§ Data rows:
----------------

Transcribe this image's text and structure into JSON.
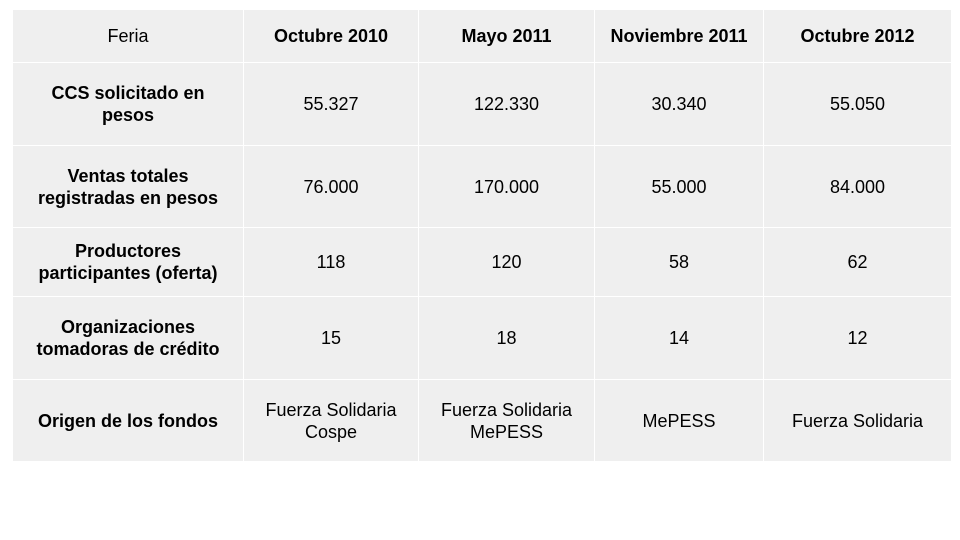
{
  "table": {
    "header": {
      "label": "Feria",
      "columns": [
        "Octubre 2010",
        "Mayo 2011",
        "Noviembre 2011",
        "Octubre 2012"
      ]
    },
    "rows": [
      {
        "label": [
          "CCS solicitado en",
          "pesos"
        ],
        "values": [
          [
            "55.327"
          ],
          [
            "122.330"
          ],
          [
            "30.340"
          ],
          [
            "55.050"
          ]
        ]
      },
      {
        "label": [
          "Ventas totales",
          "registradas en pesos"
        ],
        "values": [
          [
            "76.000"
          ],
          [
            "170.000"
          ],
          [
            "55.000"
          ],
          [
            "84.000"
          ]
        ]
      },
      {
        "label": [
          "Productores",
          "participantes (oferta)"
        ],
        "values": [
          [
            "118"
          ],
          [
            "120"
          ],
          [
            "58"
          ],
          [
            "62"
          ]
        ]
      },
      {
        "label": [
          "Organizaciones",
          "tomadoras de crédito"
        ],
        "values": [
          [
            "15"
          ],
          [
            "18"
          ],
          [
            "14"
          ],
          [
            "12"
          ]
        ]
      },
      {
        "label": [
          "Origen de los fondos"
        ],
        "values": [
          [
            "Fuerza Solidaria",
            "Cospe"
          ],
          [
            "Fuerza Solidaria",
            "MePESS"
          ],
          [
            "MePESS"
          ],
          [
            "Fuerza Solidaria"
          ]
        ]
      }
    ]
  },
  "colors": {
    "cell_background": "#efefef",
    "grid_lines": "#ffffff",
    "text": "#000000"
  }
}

----------------

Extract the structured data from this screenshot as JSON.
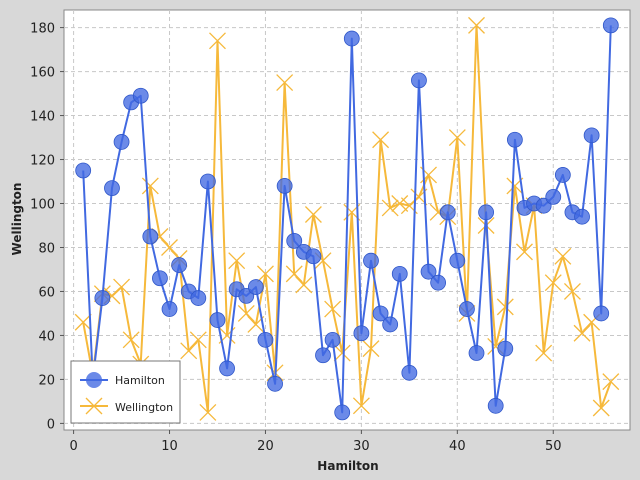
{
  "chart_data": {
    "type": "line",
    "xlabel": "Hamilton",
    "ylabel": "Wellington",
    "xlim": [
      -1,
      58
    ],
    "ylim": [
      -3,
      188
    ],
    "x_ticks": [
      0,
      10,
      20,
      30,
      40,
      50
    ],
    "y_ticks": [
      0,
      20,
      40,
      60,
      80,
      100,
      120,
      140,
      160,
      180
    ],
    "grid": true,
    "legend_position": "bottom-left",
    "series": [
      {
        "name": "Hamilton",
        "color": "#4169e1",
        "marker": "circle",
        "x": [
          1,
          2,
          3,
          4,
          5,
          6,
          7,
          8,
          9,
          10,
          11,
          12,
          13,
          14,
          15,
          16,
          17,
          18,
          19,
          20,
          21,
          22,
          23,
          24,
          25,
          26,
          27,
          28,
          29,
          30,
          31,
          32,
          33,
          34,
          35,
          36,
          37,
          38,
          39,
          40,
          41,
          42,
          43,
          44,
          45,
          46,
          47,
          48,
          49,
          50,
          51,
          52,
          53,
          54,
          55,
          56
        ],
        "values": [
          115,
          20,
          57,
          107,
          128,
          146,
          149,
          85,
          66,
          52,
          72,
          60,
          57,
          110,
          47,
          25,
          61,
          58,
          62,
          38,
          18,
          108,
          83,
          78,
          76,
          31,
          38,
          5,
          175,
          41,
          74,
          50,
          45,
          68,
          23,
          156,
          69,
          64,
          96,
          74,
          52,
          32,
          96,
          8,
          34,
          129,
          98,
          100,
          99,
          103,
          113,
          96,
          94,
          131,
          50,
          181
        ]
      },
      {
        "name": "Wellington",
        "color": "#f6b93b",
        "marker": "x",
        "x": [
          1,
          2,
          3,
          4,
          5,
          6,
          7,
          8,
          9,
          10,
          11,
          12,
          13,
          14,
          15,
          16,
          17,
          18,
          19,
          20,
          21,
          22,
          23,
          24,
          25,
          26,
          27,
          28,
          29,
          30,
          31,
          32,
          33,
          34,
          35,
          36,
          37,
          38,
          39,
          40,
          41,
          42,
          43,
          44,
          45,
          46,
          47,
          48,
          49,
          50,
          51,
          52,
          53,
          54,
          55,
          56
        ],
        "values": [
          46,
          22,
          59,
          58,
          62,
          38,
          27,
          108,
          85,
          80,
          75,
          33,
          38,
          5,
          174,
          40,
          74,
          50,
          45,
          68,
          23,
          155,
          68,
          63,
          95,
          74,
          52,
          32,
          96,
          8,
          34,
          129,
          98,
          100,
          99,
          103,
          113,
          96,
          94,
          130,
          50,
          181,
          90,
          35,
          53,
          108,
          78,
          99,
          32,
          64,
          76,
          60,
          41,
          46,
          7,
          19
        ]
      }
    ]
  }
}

----------------

§ Exercise task:
Where a line above contains the word "JSON", copy that line.

§ Exercise result:
Transcribe this image's text and structure into JSON.
Extract the structured data from this screenshot as JSON.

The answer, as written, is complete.